--- begin Material supplied ---

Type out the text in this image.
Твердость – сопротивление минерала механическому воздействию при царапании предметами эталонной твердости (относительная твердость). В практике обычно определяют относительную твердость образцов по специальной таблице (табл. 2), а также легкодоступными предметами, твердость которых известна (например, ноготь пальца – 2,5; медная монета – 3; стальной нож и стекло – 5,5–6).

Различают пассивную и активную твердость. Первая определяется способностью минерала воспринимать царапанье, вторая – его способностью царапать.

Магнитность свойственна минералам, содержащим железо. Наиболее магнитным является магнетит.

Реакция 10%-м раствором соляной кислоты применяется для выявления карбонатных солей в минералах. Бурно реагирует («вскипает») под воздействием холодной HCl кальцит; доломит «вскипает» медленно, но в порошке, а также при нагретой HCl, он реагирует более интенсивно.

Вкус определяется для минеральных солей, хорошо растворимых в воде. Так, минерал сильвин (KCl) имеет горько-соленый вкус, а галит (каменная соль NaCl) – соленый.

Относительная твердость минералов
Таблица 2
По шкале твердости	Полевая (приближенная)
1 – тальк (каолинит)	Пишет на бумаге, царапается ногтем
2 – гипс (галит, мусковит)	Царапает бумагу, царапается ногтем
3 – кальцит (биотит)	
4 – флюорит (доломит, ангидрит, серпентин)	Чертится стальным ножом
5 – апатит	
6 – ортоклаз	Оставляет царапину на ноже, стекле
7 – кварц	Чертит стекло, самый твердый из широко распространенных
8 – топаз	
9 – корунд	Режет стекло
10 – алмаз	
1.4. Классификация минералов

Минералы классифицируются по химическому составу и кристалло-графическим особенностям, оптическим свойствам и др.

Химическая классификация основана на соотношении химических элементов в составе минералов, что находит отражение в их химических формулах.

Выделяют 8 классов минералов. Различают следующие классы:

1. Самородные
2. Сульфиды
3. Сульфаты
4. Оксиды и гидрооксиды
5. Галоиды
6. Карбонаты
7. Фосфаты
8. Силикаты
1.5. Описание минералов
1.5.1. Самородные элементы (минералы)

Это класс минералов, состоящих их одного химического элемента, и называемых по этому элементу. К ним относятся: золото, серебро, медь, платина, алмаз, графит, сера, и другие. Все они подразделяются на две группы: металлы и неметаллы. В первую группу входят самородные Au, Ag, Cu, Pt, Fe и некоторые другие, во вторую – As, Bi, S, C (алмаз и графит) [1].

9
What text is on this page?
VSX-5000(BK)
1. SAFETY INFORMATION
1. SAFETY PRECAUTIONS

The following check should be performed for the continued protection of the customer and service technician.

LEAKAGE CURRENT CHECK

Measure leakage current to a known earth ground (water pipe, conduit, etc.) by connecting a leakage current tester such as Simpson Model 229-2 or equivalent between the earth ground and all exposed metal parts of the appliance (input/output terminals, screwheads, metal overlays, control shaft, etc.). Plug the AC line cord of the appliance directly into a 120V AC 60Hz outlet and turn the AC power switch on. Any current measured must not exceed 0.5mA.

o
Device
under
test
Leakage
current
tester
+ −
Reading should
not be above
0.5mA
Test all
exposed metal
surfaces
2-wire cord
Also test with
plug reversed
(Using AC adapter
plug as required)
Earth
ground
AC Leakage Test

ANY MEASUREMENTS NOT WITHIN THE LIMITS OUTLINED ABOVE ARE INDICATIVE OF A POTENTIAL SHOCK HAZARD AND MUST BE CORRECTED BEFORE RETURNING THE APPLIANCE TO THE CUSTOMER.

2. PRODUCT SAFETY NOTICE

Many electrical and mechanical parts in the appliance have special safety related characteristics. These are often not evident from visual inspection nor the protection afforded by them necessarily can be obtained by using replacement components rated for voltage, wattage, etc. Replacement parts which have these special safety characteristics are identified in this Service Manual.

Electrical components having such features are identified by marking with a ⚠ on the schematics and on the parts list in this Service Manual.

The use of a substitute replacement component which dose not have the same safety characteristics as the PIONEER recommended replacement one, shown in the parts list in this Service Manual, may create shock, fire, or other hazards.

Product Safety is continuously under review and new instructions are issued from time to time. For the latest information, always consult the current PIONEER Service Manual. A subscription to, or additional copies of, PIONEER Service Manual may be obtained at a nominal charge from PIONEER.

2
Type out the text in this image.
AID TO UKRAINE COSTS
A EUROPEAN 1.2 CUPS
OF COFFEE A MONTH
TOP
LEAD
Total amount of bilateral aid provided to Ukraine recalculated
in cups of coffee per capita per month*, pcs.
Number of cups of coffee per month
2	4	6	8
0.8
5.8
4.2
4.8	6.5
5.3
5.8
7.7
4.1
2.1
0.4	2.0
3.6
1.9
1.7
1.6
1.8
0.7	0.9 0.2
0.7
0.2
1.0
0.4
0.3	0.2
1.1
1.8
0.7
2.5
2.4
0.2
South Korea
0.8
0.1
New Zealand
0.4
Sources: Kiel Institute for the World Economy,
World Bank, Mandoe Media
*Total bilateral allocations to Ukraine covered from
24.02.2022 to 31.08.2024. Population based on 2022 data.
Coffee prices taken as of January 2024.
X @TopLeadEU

--- end Material supplied ---

What to do => Go through the material above and copy each line that has the word "алмаз".

In response =>
10 – алмаз	
Это класс минералов, состоящих их одного химического элемента, и называемых по этому элементу. К ним относятся: золото, серебро, медь, платина, алмаз, графит, сера, и другие. Все они подразделяются на две группы: металлы и неметаллы. В первую группу входят самородные Au, Ag, Cu, Pt, Fe и некоторые другие, во вторую – As, Bi, S, C (алмаз и графит) [1].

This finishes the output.